▶ **TO BE DONE**
- a) Reproduce the passage on detraction word for word, starting with "In private life" and going on through "kind of work.".
- b) Using the passage on detraction, decide whether each statement agrees with it, answering yes or no and quoting the decisive words: (i) The passage quotes lines attributed to Pope. (ii) According to the passage, looking through green glasses makes the world look blue. (iii) The passage holds that a good reputation is never harmed by detraction.
- c) The passage on detraction describes a reputation as the ripe fruit of a lifetime of several things. List every one of them.

## START PAGE EXTRACT

In private life also this sin is frequently committed. How often do people become envious of the possessions or gifts of their neighbors, or for some other reason come to dislike them; then the process of detraction begins. All kinds of insinuations as to the secret of their success are set in motion. Veiled hints are thrown out as to the revelations which could be made if the person speaking was only minded to do so. In this way the reputation, which is the ripe fruit of a life time of duty honestly performed, of service willingly rendered, of lofty ideals tenaciously held and progressively realized, is often irreparably injured. What deed can we think of more dastardly than the injury to a good person’s reputation by the malicious thrusts of a vile detractor. And yet there are many who take a fiendish delight in this kind of work.

There is something in the natural human heart which makes us loath to give due credit for worth of character or achievement to any one save ourselves, or our own particular circle of intimates. How often we have all been in circles where the characters or work of excellent persons was under discussion. And nearly always there is someone who is ready to get out his little hammer, or his bucket of cold water. It is hard for us to praise people, to speak well of them. And even when nothing positively derogatory can be said, how often, in the words of Pope, people will:

“Damn with faint praise, assent with civil leer,
And, without sneering, teach the rest to sneer;
Willing to wound and yet afraid to strike,
Just hint a fault and hesitate dislike.”

Why is it that we cannot be more generous, rejoice more in other people’s honest and deserved success, and speak the word of praise and encouragement rather than of detraction? Why, even when there is not so much to praise, do we not have the happy faculty of looking for the good qualities of people rather than the faulty ones? Let us change our glasses, friends, and the miracle will be wrought! When we look through green glasses the world looks green. The reason we look so largely for faults and see so many faults, is ac counted for by the medium through which we look. If we had the right kind of heart — the heart Christ would fain give us — we should see more beauty and goodness in the world. And where we could not but see the evil we should not proclaim it from the housetops; but, if we had to speak of it, we should go to the source and in the spirit of Christ, seek to correct it.

## END PAGE EXTRACT
## START GIVEN RECORDS

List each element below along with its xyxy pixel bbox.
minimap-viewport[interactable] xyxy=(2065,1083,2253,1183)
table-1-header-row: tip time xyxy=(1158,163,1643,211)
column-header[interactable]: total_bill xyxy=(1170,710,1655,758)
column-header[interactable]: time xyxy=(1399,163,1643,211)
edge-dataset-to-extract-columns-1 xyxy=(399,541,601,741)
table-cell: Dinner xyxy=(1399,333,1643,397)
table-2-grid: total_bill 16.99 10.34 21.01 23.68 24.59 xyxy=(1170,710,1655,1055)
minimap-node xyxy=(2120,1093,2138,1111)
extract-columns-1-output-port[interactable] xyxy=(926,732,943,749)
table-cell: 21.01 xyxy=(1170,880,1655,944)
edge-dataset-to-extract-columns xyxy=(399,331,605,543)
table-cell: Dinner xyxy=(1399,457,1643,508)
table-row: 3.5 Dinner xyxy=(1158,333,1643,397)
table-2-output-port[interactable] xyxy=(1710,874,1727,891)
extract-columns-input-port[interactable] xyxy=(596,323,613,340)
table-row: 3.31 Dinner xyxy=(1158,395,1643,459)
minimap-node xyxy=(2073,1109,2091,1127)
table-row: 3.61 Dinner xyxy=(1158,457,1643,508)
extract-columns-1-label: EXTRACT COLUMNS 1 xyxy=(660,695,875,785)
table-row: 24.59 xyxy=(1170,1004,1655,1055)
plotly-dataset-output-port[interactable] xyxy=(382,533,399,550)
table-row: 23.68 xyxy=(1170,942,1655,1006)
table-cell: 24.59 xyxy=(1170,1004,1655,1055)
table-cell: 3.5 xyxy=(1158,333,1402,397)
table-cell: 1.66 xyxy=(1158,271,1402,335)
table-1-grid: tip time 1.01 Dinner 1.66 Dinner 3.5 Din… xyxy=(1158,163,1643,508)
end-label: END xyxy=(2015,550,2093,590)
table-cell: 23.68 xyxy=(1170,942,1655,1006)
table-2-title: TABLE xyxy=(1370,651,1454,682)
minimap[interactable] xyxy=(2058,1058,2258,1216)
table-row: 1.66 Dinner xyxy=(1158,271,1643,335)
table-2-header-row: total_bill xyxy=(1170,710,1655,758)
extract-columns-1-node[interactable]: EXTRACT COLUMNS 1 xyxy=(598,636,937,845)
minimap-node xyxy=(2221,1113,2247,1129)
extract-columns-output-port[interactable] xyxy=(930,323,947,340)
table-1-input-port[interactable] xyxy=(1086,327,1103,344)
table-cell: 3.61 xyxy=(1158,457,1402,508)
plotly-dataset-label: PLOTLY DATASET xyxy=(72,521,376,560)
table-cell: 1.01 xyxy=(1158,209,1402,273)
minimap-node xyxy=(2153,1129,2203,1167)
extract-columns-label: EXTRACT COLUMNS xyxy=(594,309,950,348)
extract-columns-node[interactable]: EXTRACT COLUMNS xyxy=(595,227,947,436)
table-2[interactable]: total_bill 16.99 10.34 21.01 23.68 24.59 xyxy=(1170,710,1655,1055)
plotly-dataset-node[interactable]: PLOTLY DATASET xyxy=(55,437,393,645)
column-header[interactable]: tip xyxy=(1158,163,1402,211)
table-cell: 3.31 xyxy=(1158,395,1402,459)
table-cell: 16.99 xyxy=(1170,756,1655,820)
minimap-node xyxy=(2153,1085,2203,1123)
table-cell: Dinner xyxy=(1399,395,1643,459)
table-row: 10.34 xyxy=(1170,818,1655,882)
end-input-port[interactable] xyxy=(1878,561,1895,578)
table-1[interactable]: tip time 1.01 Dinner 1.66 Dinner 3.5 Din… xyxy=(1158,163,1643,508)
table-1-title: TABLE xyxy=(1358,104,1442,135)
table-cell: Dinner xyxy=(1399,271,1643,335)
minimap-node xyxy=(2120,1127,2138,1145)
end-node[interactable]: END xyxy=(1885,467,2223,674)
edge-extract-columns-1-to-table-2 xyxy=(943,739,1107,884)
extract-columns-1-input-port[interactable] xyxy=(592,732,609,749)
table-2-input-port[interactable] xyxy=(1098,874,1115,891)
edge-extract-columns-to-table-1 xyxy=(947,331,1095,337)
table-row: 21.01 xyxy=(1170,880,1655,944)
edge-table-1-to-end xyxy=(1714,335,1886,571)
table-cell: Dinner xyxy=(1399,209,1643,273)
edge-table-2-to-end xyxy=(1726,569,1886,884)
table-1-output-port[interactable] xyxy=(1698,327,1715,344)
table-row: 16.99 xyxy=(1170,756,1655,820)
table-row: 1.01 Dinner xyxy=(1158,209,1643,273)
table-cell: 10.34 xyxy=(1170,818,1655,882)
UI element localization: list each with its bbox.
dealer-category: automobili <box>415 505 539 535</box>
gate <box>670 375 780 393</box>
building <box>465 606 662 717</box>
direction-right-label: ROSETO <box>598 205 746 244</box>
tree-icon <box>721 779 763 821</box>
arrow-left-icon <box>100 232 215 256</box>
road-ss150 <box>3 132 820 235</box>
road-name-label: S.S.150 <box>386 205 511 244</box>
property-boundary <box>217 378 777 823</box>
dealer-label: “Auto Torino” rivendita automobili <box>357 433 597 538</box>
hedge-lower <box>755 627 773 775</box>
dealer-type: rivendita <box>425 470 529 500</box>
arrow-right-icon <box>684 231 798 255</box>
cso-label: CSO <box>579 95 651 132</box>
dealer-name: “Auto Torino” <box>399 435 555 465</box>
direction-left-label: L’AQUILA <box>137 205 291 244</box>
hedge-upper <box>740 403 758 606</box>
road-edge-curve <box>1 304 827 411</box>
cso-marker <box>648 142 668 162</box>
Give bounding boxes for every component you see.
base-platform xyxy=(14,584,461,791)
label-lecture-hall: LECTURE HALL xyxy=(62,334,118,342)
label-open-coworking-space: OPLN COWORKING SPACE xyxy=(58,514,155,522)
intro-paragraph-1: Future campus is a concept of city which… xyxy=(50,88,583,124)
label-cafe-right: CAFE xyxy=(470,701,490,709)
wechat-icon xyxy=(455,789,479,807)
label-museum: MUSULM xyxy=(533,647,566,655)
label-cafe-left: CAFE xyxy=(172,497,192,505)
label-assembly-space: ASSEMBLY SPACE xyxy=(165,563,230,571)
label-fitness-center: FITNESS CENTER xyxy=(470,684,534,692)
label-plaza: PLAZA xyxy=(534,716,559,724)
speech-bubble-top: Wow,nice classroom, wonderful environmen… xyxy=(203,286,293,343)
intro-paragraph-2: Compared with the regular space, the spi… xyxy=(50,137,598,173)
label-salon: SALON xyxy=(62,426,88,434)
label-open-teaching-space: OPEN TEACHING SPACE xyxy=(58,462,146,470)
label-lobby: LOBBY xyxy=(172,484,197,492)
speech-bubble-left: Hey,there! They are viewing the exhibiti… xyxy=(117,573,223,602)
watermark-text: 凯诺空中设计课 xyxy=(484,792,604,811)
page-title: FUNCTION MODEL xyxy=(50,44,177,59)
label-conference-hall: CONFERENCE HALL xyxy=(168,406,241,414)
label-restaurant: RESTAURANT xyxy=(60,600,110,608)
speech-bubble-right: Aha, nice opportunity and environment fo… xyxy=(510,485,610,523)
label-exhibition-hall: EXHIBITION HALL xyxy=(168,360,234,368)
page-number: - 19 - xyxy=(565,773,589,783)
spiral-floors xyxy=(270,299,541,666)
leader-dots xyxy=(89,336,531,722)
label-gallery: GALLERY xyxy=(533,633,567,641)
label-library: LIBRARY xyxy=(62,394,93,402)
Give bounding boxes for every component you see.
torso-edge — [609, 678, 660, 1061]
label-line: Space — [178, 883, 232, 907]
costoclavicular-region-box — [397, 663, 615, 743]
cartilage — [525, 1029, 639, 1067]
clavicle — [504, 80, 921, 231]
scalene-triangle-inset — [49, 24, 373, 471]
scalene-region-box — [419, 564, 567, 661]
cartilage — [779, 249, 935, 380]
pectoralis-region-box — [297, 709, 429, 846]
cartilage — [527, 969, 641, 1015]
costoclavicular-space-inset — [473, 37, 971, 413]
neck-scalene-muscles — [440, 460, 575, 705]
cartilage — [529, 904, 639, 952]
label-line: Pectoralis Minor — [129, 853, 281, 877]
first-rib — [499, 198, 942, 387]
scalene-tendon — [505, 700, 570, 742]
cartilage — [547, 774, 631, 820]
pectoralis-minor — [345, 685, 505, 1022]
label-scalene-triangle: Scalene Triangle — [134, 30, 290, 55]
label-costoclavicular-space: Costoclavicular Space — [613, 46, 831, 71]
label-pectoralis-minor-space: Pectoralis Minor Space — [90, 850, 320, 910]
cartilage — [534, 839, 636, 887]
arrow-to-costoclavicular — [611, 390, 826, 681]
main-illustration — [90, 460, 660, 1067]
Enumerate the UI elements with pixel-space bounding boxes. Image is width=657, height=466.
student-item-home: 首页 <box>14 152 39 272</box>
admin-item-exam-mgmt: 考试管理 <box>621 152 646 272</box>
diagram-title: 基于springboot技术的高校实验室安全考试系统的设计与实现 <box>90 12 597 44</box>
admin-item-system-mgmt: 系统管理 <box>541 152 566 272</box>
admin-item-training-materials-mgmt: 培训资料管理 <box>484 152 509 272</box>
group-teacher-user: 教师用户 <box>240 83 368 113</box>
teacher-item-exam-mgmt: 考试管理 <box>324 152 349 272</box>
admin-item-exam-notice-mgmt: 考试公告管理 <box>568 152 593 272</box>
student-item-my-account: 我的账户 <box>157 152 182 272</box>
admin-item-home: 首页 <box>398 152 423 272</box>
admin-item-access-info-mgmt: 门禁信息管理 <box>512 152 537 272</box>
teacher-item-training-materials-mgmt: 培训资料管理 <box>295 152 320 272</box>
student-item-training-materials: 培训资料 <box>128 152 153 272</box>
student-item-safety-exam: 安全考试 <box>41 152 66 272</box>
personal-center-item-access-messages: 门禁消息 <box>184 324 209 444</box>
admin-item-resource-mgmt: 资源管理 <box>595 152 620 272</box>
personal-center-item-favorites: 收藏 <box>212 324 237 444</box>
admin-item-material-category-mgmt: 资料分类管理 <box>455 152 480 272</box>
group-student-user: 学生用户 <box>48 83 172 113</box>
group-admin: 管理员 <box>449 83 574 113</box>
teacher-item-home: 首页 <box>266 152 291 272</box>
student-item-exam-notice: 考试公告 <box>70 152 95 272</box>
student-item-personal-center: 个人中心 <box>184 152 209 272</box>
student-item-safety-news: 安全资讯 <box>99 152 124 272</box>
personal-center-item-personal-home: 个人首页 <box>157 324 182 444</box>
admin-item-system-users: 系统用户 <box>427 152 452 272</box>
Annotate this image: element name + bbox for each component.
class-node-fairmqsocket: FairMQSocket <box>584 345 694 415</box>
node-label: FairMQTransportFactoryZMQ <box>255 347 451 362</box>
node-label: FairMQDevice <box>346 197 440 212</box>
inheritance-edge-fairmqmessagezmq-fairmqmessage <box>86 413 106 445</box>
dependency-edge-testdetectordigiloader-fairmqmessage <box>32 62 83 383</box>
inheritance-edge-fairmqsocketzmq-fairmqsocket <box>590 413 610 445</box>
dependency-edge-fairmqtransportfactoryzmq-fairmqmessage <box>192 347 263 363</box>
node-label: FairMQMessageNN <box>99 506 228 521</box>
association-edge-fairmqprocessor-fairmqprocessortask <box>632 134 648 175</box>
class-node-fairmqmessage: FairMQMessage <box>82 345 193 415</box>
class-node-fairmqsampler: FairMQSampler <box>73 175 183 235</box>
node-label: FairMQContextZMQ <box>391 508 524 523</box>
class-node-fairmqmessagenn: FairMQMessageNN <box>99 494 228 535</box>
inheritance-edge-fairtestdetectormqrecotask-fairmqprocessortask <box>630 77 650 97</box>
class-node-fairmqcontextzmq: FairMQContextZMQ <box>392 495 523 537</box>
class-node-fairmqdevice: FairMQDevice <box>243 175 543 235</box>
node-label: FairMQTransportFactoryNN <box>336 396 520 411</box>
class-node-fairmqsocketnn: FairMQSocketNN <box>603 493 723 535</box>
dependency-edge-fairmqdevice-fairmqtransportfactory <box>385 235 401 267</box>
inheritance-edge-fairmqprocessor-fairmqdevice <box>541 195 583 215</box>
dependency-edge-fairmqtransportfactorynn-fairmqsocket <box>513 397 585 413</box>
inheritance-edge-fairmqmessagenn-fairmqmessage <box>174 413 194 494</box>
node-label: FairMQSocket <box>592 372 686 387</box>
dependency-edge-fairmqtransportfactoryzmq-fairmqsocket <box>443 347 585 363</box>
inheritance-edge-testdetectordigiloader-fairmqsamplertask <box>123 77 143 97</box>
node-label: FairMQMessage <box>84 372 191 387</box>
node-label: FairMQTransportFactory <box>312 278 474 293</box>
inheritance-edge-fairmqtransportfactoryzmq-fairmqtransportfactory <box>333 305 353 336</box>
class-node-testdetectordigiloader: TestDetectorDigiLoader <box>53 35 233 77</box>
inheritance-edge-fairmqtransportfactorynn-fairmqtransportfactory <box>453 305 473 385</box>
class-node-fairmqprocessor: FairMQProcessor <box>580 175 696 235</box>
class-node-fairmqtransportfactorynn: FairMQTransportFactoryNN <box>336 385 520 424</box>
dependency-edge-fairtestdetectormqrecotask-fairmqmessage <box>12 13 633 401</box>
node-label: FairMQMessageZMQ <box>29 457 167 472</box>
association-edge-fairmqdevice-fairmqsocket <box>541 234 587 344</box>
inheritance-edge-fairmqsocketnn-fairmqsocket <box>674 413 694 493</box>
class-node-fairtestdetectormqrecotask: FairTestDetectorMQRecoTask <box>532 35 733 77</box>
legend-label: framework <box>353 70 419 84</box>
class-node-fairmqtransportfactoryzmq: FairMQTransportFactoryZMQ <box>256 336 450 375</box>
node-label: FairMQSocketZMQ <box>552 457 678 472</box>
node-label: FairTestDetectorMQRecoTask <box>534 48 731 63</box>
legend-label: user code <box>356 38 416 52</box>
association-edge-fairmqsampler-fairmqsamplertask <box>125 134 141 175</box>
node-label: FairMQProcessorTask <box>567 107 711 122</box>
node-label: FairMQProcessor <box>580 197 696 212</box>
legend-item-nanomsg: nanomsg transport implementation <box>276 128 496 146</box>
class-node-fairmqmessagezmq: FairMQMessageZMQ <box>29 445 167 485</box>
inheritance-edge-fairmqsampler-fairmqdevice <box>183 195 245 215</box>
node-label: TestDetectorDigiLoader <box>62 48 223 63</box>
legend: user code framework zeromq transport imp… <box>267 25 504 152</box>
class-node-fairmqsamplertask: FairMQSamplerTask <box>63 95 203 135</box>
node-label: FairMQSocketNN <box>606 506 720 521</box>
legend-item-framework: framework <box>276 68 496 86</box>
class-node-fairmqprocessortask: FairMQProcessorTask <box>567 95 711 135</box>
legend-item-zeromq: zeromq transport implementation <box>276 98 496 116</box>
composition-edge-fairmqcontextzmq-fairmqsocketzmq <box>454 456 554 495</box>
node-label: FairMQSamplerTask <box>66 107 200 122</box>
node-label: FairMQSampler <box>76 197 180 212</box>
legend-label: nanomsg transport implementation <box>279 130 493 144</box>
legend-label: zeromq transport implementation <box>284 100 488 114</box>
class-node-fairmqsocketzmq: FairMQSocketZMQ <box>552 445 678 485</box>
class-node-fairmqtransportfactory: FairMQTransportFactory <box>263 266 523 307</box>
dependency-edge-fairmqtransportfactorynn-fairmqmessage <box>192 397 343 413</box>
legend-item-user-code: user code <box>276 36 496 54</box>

## END GIVEN RECORDS

▶ **ANSWERS BELOW**
- a)
In private life also this sin is frequently committed. How often do people become envious of the possessions or gifts of their neighbors, or for some other reason come to dislike them; then the process of detraction begins. All kinds of insinuations as to the secret of their success are set in motion. Veiled hints are thrown out as to the revelations which could be made if the person speaking was only minded to do so. In this way the reputation, which is the ripe fruit of a life time of duty honestly performed, of service willingly rendered, of lofty ideals tenaciously held and progressively realized, is often irreparably injured. What deed can we think of more dastardly than the injury to a good person’s reputation by the malicious thrusts of a vile detractor. And yet there are many who take a fiendish delight in this kind of work.

- b)
(i) Yes: "in the words of Pope, people will:"
(ii) No: "When we look through green glasses the world looks green."
(iii) No: "is often irreparably injured."

- c)
- duty honestly performed
- service willingly rendered
- lofty ideals tenaciously held and progressively realized